Work to be completed:
Can you print the data exactly and leave out each image?

Record set:
━━━━

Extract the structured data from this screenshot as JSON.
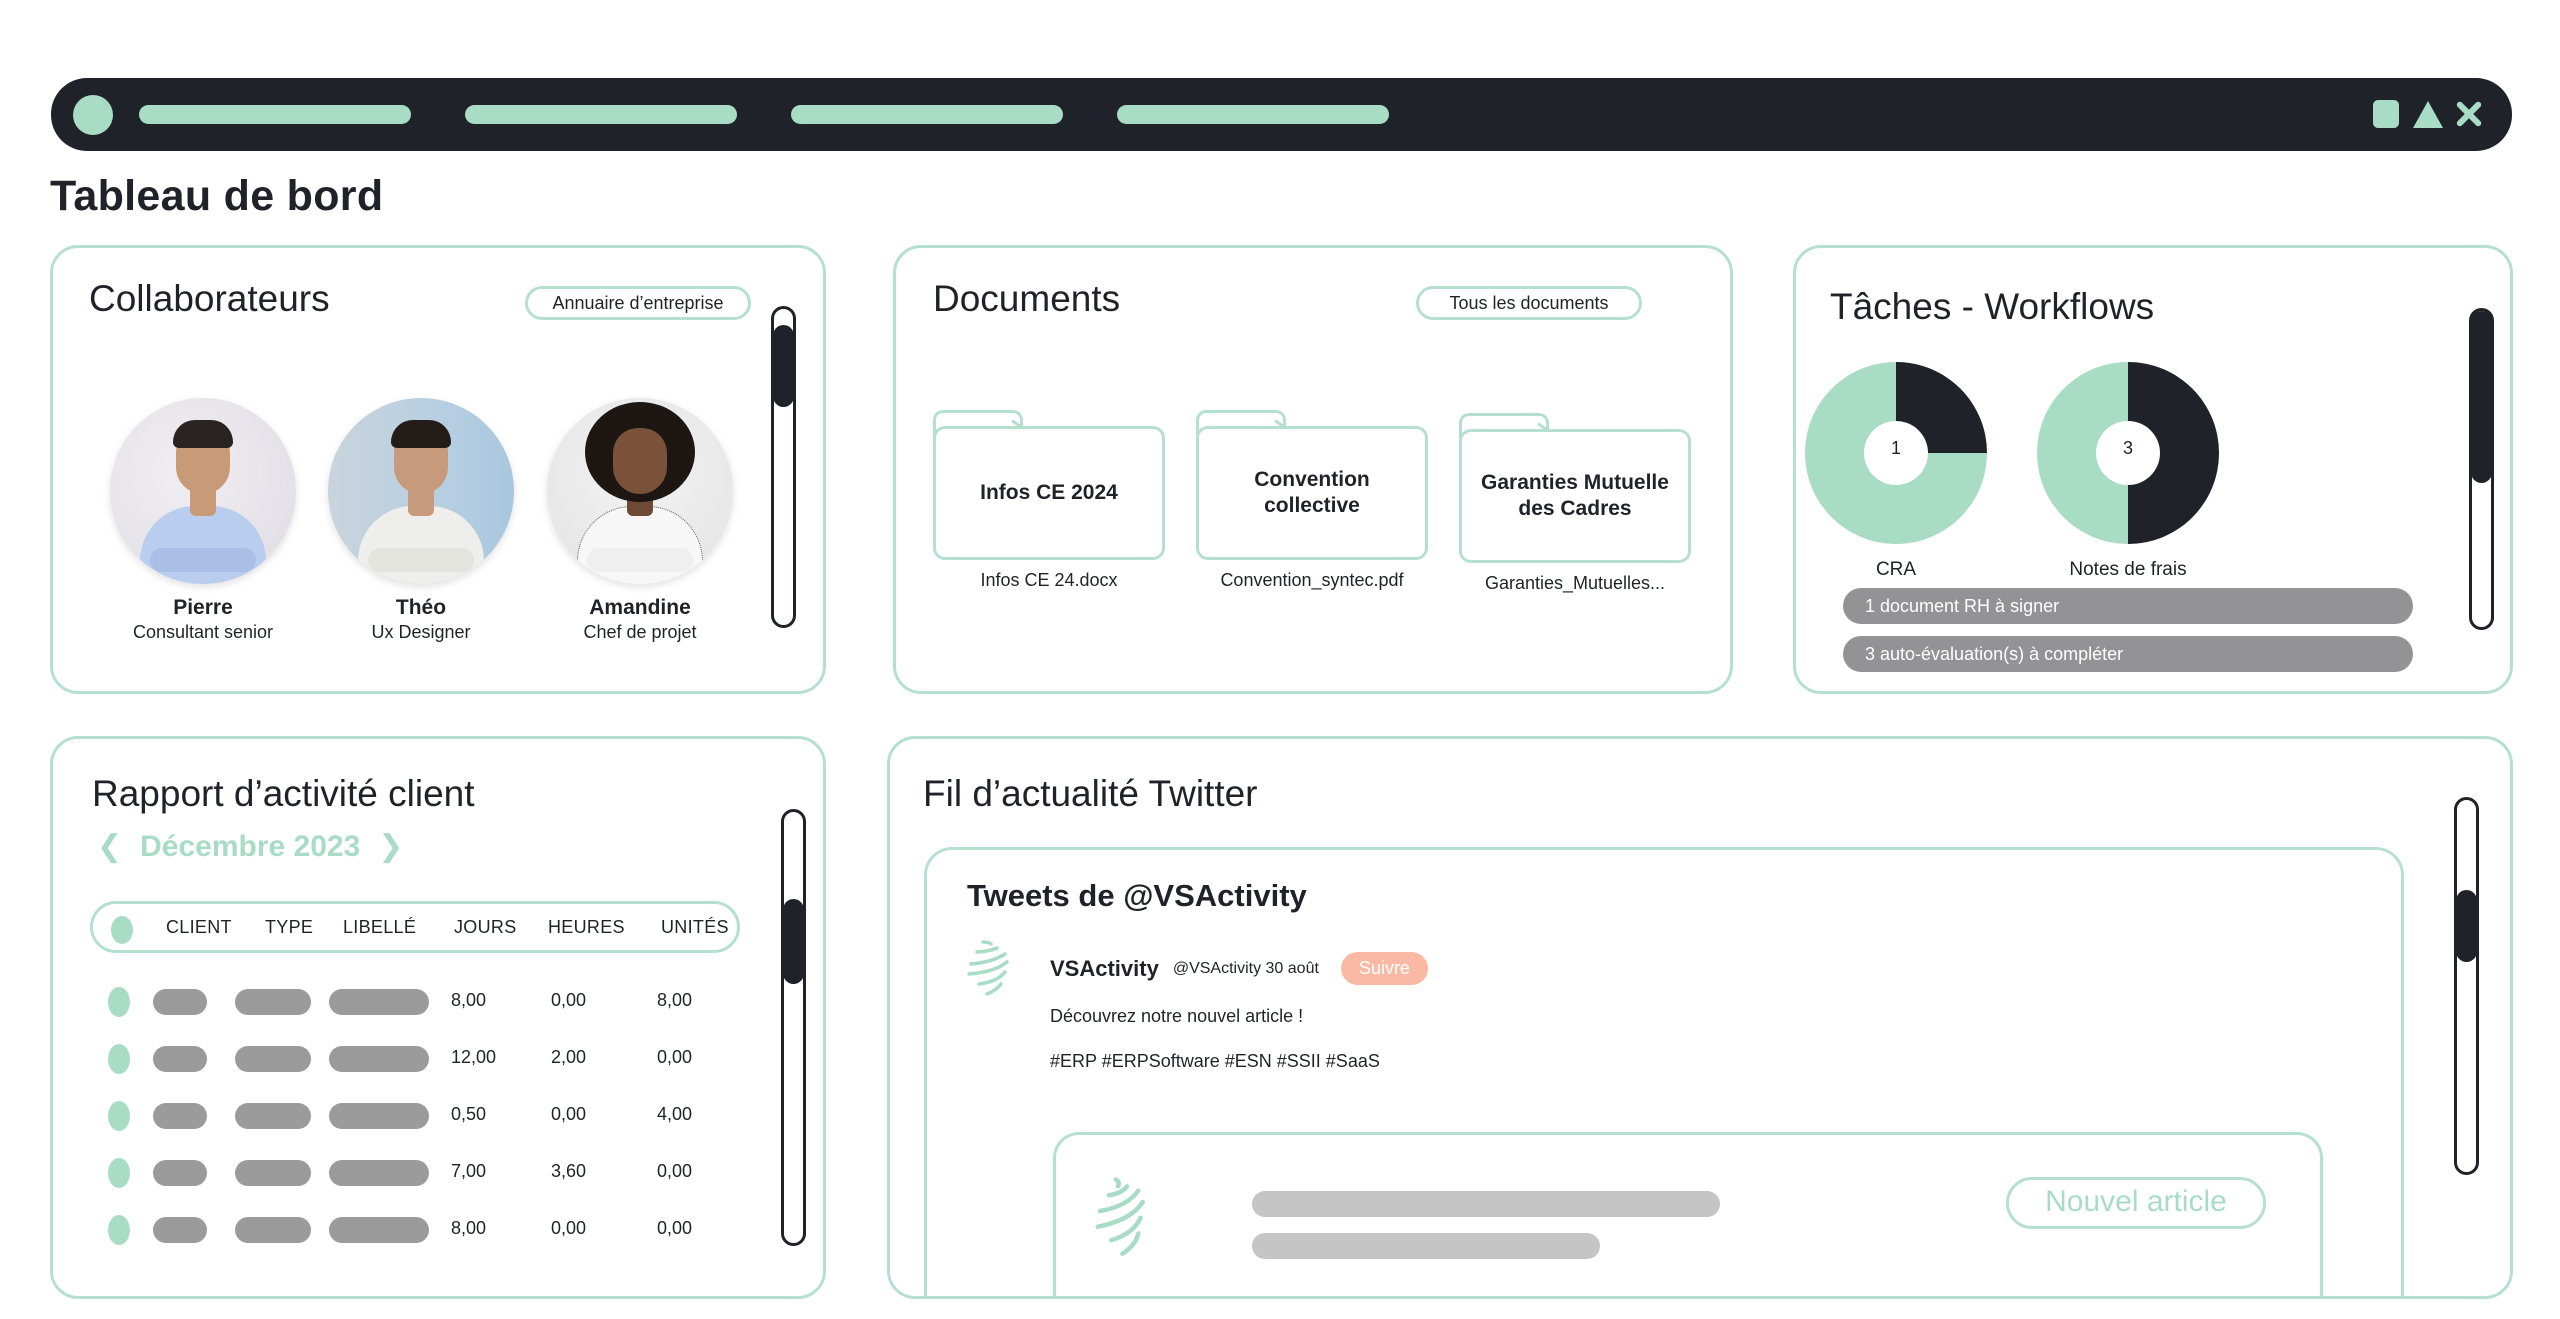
{
  "window": {
    "tabs": [
      "tab-1",
      "tab-2",
      "tab-3",
      "tab-4"
    ],
    "controls": [
      "square-icon",
      "triangle-icon",
      "close-icon"
    ]
  },
  "page_title": "Tableau de bord",
  "colors": {
    "accent": "#a8dcc5",
    "dark": "#1f2329",
    "border": "#b5e0cf",
    "task_bar": "#939396",
    "follow": "#f9b9a4",
    "skeleton": "#c5c5c5"
  },
  "collaborators": {
    "title": "Collaborateurs",
    "directory_button": "Annuaire d’entreprise",
    "scroll_position": 0.07,
    "people": [
      {
        "name": "Pierre",
        "role": "Consultant senior"
      },
      {
        "name": "Théo",
        "role": "Ux Designer"
      },
      {
        "name": "Amandine",
        "role": "Chef de projet"
      }
    ]
  },
  "documents": {
    "title": "Documents",
    "all_button": "Tous les documents",
    "items": [
      {
        "label": "Infos CE 2024",
        "file": "Infos CE 24.docx"
      },
      {
        "label": "Convention collective",
        "file": "Convention_syntec.pdf"
      },
      {
        "label": "Garanties Mutuelle des Cadres",
        "file": "Garanties_Mutuelles..."
      }
    ]
  },
  "tasks": {
    "title": "Tâches - Workflows",
    "scroll_position": 0.0,
    "donuts": [
      {
        "label": "CRA",
        "count": "1",
        "fraction_done": 0.25
      },
      {
        "label": "Notes de frais",
        "count": "3",
        "fraction_done": 0.5
      }
    ],
    "alerts": [
      "1 document RH à signer",
      "3 auto-évaluation(s) à compléter"
    ]
  },
  "report": {
    "title": "Rapport d’activité client",
    "month": "Décembre 2023",
    "prev_icon": "chevron-left-icon",
    "next_icon": "chevron-right-icon",
    "scroll_position": 0.25,
    "columns": [
      "CLIENT",
      "TYPE",
      "LIBELLÉ",
      "JOURS",
      "HEURES",
      "UNITÉS"
    ],
    "rows": [
      {
        "jours": "8,00",
        "heures": "0,00",
        "unites": "8,00"
      },
      {
        "jours": "12,00",
        "heures": "2,00",
        "unites": "0,00"
      },
      {
        "jours": "0,50",
        "heures": "0,00",
        "unites": "4,00"
      },
      {
        "jours": "7,00",
        "heures": "3,60",
        "unites": "0,00"
      },
      {
        "jours": "8,00",
        "heures": "0,00",
        "unites": "0,00"
      }
    ]
  },
  "twitter": {
    "title": "Fil d’actualité Twitter",
    "feed_title": "Tweets de @VSActivity",
    "scroll_position": 0.3,
    "tweet": {
      "name": "VSActivity",
      "handle_date": "@VSActivity 30 août",
      "follow": "Suivre",
      "text": "Découvrez notre nouvel article !",
      "hashtags": "#ERP #ERPSoftware #ESN #SSII #SaaS",
      "card_button": "Nouvel article"
    }
  }
}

━━━━

Result of the task:
Extract the structured data from this screenshot as JSON.
{
  "window": {
    "tabs": [
      "tab-1",
      "tab-2",
      "tab-3",
      "tab-4"
    ],
    "controls": [
      "square-icon",
      "triangle-icon",
      "close-icon"
    ]
  },
  "page_title": "Tableau de bord",
  "colors": {
    "accent": "#a8dcc5",
    "dark": "#1f2329",
    "border": "#b5e0cf",
    "task_bar": "#939396",
    "follow": "#f9b9a4",
    "skeleton": "#c5c5c5"
  },
  "collaborators": {
    "title": "Collaborateurs",
    "directory_button": "Annuaire d’entreprise",
    "scroll_position": 0.07,
    "people": [
      {
        "name": "Pierre",
        "role": "Consultant senior"
      },
      {
        "name": "Théo",
        "role": "Ux Designer"
      },
      {
        "name": "Amandine",
        "role": "Chef de projet"
      }
    ]
  },
  "documents": {
    "title": "Documents",
    "all_button": "Tous les documents",
    "items": [
      {
        "label": "Infos CE 2024",
        "file": "Infos CE 24.docx"
      },
      {
        "label": "Convention collective",
        "file": "Convention_syntec.pdf"
      },
      {
        "label": "Garanties Mutuelle des Cadres",
        "file": "Garanties_Mutuelles..."
      }
    ]
  },
  "tasks": {
    "title": "Tâches - Workflows",
    "scroll_position": 0.0,
    "donuts": [
      {
        "label": "CRA",
        "count": "1",
        "fraction_done": 0.25
      },
      {
        "label": "Notes de frais",
        "count": "3",
        "fraction_done": 0.5
      }
    ],
    "alerts": [
      "1 document RH à signer",
      "3 auto-évaluation(s) à compléter"
    ]
  },
  "report": {
    "title": "Rapport d’activité client",
    "month": "Décembre 2023",
    "prev_icon": "chevron-left-icon",
    "next_icon": "chevron-right-icon",
    "scroll_position": 0.25,
    "columns": [
      "CLIENT",
      "TYPE",
      "LIBELLÉ",
      "JOURS",
      "HEURES",
      "UNITÉS"
    ],
    "rows": [
      {
        "jours": "8,00",
        "heures": "0,00",
        "unites": "8,00"
      },
      {
        "jours": "12,00",
        "heures": "2,00",
        "unites": "0,00"
      },
      {
        "jours": "0,50",
        "heures": "0,00",
        "unites": "4,00"
      },
      {
        "jours": "7,00",
        "heures": "3,60",
        "unites": "0,00"
      },
      {
        "jours": "8,00",
        "heures": "0,00",
        "unites": "0,00"
      }
    ]
  },
  "twitter": {
    "title": "Fil d’actualité Twitter",
    "feed_title": "Tweets de @VSActivity",
    "scroll_position": 0.3,
    "tweet": {
      "name": "VSActivity",
      "handle_date": "@VSActivity 30 août",
      "follow": "Suivre",
      "text": "Découvrez notre nouvel article !",
      "hashtags": "#ERP #ERPSoftware #ESN #SSII #SaaS",
      "card_button": "Nouvel article"
    }
  }
}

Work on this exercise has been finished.